• _Task description_
Look for the string "Aber" in the lines and copy each line that has it.

Extracted data entries
####################

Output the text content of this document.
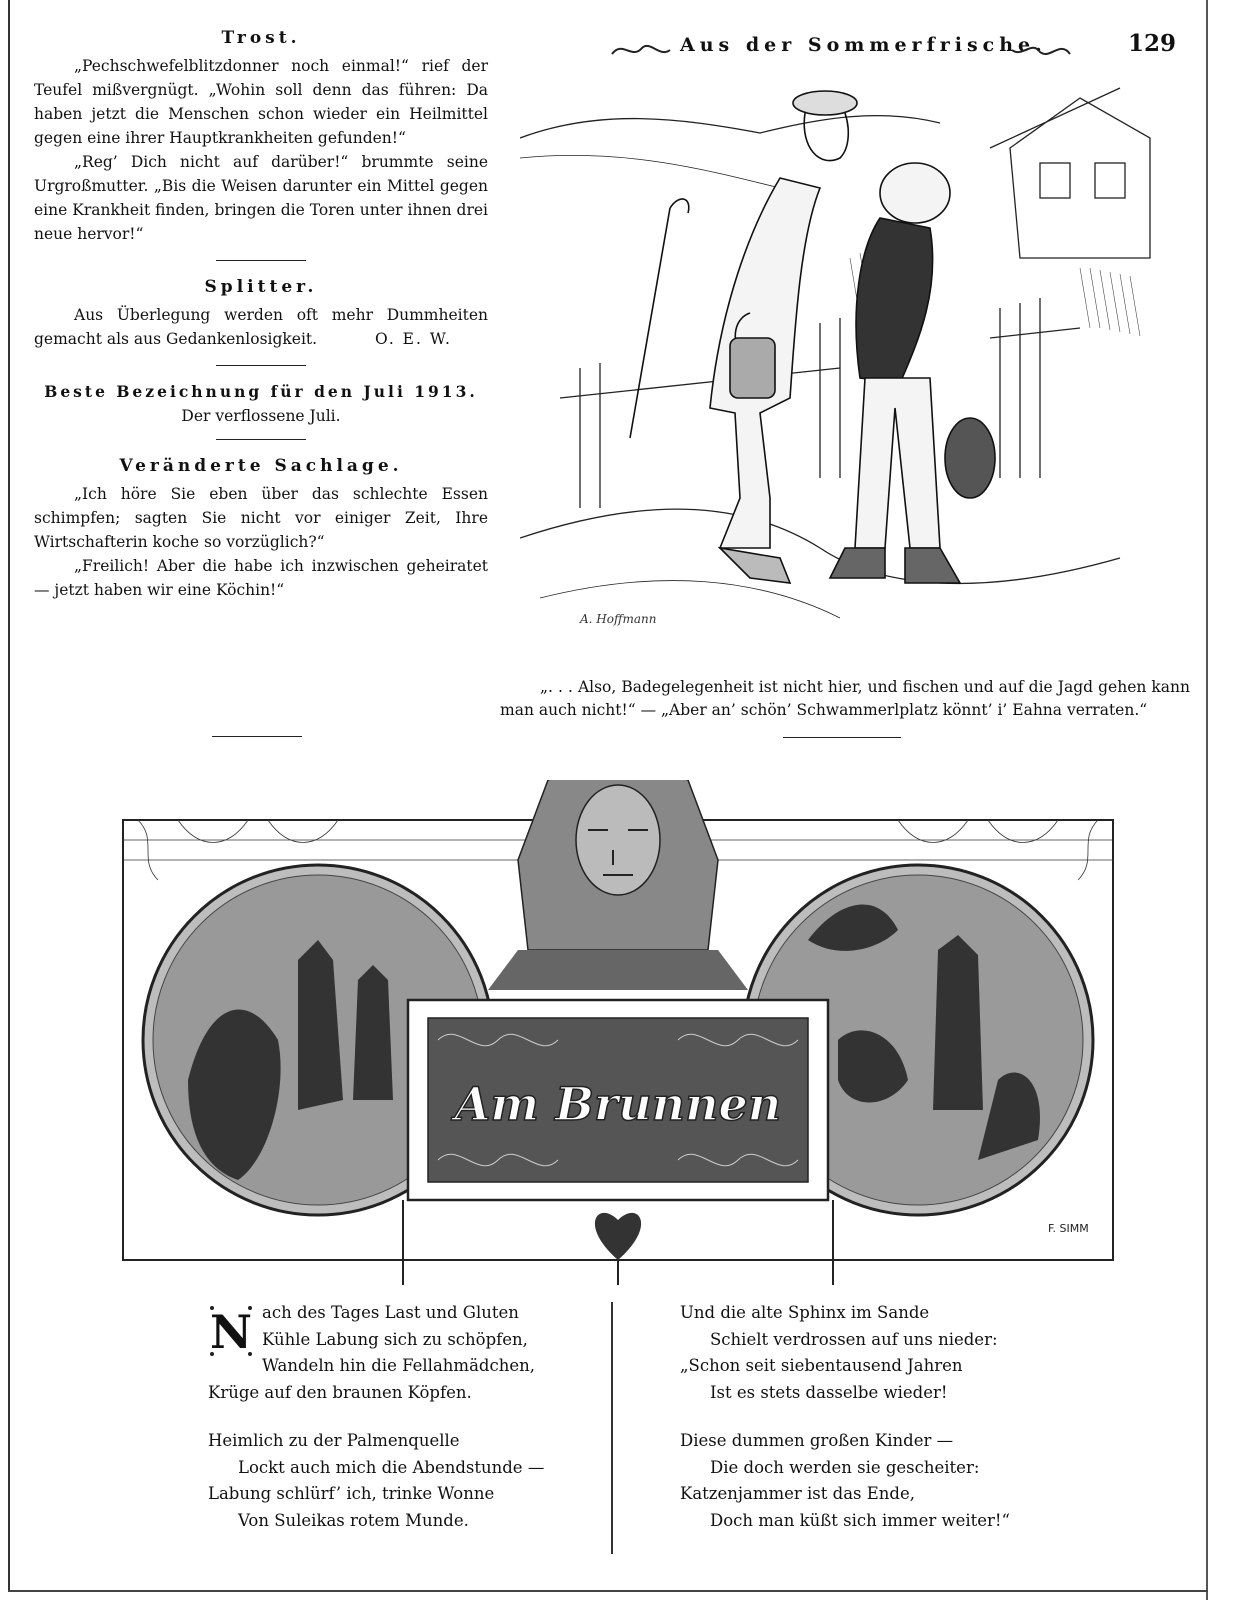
Trost.

„Pechschwefelblitzdonner noch einmal!“ rief der Teufel mißvergnügt. „Wohin soll denn das führen: Da haben jetzt die Menschen schon wieder ein Heilmittel gegen eine ihrer Hauptkrankheiten gefunden!“

„Reg’ Dich nicht auf darüber!“ brummte seine Urgroßmutter. „Bis die Weisen darunter ein Mittel gegen eine Krankheit finden, bringen die Toren unter ihnen drei neue hervor!“

Splitter.

Aus Überlegung werden oft mehr Dummheiten gemacht als aus Gedankenlosigkeit.	O. E. W.

Beste Bezeichnung für den Juli 1913.

Der verflossene Juli.

Veränderte Sachlage.

„Ich höre Sie eben über das schlechte Essen schimpfen; sagten Sie nicht vor einiger Zeit, Ihre Wirtschafterin koche so vorzüglich?“

„Freilich! Aber die habe ich inzwischen geheiratet — jetzt haben wir eine Köchin!“

Aus der Sommerfrische.	129
A. Hoffmann

„. . . Also, Badegelegenheit ist nicht hier, und fischen und auf die Jagd gehen kann man auch nicht!“ — „Aber an’ schön’ Schwammerlplatz könnt’ i’ Eahna verraten.“

Am Brunnen
F. SIMM
N ach des Tages Last und Gluten

Kühle Labung sich zu schöpfen,

Wandeln hin die Fellahmädchen,

Krüge auf den braunen Köpfen.

Heimlich zu der Palmenquelle

Lockt auch mich die Abendstunde —

Labung schlürf’ ich, trinke Wonne

Von Suleikas rotem Munde.

Und die alte Sphinx im Sande

Schielt verdrossen auf uns nieder:

„Schon seit siebentausend Jahren

Ist es stets dasselbe wieder!

Diese dummen großen Kinder —

Die doch werden sie gescheiter:

Katzenjammer ist das Ende,

Doch man küßt sich immer weiter!“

####################

• _Response_
„Freilich! Aber die habe ich inzwischen geheiratet — jetzt haben wir eine Köchin!“
„. . . Also, Badegelegenheit ist nicht hier, und fischen und auf die Jagd gehen kann man auch nicht!“ — „Aber an’ schön’ Schwammerlplatz könnt’ i’ Eahna verraten.“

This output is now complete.